- **WHAT YOU WILL DO**
Review the lines that follow and copy each one that contains the word "margin".

(Records from a collection of figures)
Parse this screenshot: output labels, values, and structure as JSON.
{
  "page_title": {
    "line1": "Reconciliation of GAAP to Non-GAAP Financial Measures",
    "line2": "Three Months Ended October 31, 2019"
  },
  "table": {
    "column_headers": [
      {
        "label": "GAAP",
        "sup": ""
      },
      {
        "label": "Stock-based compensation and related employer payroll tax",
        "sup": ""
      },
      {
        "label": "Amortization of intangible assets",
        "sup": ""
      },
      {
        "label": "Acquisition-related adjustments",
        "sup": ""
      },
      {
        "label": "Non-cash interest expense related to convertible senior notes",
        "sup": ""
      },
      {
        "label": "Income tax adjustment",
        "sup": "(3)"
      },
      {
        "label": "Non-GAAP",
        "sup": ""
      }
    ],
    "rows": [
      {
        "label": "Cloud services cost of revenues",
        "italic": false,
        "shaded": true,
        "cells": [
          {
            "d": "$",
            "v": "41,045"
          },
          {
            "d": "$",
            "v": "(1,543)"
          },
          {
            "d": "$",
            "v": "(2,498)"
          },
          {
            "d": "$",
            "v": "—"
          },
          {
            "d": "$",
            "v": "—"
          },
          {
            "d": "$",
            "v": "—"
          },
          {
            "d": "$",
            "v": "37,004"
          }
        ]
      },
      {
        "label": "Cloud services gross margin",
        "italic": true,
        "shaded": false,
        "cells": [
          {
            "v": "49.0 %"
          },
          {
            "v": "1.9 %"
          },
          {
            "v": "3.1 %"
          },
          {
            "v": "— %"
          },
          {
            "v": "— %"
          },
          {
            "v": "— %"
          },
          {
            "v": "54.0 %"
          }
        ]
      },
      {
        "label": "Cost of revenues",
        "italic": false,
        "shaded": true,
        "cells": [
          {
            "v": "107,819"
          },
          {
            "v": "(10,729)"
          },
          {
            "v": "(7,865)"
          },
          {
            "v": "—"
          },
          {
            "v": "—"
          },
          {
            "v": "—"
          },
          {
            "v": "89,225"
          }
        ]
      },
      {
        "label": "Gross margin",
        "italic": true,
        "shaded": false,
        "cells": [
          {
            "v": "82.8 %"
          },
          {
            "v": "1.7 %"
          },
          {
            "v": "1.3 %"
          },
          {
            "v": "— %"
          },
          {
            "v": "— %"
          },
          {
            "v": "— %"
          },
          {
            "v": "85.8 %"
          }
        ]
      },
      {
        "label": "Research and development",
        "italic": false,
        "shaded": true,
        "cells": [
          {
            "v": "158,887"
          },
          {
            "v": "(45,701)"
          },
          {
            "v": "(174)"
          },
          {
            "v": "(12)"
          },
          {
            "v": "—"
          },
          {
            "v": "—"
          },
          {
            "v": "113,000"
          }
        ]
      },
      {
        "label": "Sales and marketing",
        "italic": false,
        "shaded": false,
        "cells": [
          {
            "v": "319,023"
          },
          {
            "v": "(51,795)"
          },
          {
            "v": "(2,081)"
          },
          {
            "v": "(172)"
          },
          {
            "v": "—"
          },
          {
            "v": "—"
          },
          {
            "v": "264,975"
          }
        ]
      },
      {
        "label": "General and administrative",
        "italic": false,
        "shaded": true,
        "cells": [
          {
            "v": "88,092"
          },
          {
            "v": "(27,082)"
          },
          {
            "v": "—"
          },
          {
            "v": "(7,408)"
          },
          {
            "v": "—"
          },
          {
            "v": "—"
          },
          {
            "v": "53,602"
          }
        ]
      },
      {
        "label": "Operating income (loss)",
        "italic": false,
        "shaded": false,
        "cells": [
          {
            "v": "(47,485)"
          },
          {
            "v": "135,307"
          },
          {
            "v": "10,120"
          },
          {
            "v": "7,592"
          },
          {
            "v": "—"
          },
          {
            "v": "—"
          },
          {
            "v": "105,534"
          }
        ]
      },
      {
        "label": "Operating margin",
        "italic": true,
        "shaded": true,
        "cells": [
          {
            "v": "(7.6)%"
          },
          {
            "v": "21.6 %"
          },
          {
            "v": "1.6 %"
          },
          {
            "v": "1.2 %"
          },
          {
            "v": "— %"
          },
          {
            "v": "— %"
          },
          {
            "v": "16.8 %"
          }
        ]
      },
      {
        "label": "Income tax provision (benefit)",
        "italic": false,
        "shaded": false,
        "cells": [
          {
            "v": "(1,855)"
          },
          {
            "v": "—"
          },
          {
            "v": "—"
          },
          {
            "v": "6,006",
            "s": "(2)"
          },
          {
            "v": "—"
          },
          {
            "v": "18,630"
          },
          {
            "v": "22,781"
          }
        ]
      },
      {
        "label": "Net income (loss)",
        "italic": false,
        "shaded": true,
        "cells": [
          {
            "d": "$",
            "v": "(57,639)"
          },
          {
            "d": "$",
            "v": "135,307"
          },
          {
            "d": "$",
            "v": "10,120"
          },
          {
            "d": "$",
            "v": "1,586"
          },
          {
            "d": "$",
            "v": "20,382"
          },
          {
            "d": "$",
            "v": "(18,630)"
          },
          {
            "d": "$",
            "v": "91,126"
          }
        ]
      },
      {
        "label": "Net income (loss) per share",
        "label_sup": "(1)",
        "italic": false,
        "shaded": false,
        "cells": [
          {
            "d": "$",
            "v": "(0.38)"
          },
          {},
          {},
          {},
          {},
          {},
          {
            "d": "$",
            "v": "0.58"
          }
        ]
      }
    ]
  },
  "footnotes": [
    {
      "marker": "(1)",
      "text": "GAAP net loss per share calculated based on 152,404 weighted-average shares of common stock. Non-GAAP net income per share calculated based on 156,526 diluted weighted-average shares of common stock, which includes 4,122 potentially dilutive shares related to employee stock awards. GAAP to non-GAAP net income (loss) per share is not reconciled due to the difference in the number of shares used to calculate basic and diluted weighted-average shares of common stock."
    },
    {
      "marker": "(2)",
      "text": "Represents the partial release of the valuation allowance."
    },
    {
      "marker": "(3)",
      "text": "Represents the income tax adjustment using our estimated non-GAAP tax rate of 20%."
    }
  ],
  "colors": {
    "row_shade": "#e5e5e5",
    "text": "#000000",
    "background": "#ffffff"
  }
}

- **EXERCISE RESULT**
        "label": "Cloud services gross margin",
        "label": "Gross margin",
        "label": "Operating margin",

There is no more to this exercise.